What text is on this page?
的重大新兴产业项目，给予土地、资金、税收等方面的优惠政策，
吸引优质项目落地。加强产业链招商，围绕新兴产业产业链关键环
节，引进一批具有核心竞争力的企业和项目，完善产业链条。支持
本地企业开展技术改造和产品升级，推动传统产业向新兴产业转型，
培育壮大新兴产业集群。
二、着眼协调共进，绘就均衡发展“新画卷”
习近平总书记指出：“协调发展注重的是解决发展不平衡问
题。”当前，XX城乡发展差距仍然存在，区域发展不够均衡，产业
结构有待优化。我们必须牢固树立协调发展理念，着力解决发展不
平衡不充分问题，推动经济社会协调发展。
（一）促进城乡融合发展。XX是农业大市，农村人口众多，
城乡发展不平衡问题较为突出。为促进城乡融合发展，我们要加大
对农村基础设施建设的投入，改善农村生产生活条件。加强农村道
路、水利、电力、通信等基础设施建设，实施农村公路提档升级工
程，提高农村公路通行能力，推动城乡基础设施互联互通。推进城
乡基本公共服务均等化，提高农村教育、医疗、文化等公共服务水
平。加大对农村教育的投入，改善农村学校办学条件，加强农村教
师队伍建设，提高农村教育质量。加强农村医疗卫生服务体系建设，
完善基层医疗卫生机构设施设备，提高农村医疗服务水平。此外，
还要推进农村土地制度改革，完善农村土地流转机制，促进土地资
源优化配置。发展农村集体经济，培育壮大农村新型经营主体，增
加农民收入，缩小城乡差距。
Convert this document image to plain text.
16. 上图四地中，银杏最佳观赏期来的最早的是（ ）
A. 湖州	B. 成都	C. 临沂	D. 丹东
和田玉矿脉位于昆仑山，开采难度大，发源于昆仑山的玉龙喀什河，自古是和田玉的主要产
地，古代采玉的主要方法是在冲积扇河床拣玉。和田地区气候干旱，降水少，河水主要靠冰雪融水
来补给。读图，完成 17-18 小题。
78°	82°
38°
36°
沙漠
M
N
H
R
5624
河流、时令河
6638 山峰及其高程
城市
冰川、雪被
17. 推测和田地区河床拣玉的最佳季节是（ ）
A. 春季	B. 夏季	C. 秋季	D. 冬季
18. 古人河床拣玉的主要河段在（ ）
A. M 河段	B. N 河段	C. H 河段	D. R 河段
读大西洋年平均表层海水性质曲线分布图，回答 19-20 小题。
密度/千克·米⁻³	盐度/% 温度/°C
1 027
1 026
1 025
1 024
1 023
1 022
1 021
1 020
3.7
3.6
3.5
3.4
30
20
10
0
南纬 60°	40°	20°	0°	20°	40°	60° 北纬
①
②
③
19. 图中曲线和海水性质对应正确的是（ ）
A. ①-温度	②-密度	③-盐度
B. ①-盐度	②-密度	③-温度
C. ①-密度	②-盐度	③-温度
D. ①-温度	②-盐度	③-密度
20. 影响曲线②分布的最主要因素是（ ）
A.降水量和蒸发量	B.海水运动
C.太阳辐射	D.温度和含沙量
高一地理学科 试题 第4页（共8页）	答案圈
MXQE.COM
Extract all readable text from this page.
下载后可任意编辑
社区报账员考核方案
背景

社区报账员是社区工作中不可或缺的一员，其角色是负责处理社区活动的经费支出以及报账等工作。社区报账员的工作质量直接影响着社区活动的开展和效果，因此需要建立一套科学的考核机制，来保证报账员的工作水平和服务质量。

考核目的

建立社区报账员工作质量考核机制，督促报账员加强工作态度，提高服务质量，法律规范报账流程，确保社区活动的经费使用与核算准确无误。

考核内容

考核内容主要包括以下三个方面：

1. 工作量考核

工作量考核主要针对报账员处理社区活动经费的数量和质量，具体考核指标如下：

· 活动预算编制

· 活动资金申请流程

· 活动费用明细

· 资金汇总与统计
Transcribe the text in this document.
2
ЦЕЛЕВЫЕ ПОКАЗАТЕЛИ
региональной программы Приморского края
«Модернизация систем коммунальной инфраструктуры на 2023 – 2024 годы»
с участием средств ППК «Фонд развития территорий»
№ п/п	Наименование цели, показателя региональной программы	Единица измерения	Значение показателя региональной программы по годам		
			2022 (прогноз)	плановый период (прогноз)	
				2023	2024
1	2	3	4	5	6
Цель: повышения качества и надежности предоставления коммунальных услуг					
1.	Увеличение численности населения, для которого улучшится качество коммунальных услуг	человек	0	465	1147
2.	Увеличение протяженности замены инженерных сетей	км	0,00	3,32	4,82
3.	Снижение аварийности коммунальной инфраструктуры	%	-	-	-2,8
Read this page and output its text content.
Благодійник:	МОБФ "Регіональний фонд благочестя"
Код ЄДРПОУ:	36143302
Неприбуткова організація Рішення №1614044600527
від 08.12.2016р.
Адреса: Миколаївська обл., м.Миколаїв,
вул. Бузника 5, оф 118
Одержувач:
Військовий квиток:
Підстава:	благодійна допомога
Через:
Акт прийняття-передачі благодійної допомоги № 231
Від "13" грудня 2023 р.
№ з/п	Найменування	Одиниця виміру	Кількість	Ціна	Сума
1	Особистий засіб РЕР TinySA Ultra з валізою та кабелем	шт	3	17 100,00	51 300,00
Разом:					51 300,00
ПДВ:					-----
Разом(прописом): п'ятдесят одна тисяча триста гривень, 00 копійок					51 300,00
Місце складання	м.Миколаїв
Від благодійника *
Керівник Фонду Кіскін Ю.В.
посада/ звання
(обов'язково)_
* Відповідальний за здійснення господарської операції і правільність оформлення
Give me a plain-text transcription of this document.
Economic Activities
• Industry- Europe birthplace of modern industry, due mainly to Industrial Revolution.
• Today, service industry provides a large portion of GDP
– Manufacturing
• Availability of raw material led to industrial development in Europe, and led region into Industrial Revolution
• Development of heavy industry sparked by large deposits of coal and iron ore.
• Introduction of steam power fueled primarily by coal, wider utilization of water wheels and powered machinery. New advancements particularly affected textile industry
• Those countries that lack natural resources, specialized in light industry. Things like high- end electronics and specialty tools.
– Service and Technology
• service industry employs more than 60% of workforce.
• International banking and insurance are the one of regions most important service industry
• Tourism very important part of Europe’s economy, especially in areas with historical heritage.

--- --- ---

Exercise task:
Work out how many lines of the data hold the string "Увеличение". Reply with that number alone.

Answer:
2